►
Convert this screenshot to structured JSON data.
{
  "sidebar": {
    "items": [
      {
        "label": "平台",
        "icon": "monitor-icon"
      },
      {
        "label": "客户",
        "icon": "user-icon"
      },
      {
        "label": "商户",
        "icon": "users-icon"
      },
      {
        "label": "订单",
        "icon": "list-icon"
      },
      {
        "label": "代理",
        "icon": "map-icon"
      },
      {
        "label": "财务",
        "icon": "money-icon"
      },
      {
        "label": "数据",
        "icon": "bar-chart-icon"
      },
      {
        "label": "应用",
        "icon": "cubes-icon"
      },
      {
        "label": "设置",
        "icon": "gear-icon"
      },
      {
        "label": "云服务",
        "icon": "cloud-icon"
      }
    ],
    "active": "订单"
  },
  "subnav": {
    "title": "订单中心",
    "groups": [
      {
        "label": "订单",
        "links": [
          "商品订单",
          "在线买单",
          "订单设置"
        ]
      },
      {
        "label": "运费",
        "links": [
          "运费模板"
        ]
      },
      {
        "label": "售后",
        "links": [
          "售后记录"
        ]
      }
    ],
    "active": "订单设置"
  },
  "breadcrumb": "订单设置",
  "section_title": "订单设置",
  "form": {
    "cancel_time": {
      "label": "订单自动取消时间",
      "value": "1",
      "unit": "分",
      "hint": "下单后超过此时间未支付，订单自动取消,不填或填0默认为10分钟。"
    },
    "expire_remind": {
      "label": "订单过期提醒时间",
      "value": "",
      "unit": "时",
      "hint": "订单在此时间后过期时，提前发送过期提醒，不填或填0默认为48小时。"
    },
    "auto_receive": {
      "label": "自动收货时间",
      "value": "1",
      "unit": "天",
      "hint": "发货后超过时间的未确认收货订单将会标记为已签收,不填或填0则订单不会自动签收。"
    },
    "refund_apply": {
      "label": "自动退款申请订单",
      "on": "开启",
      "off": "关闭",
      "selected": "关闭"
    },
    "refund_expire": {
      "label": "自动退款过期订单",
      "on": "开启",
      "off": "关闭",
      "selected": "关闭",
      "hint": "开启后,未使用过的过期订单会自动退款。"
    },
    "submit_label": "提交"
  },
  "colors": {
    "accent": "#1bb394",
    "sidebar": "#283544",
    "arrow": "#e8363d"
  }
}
◄
Exercise goal
Identify and copy all lines with the word "icon".

Right answer
        "icon": "monitor-icon"
        "icon": "user-icon"
        "icon": "users-icon"
        "icon": "list-icon"
        "icon": "map-icon"
        "icon": "money-icon"
        "icon": "bar-chart-icon"
        "icon": "cubes-icon"
        "icon": "gear-icon"
        "icon": "cloud-icon"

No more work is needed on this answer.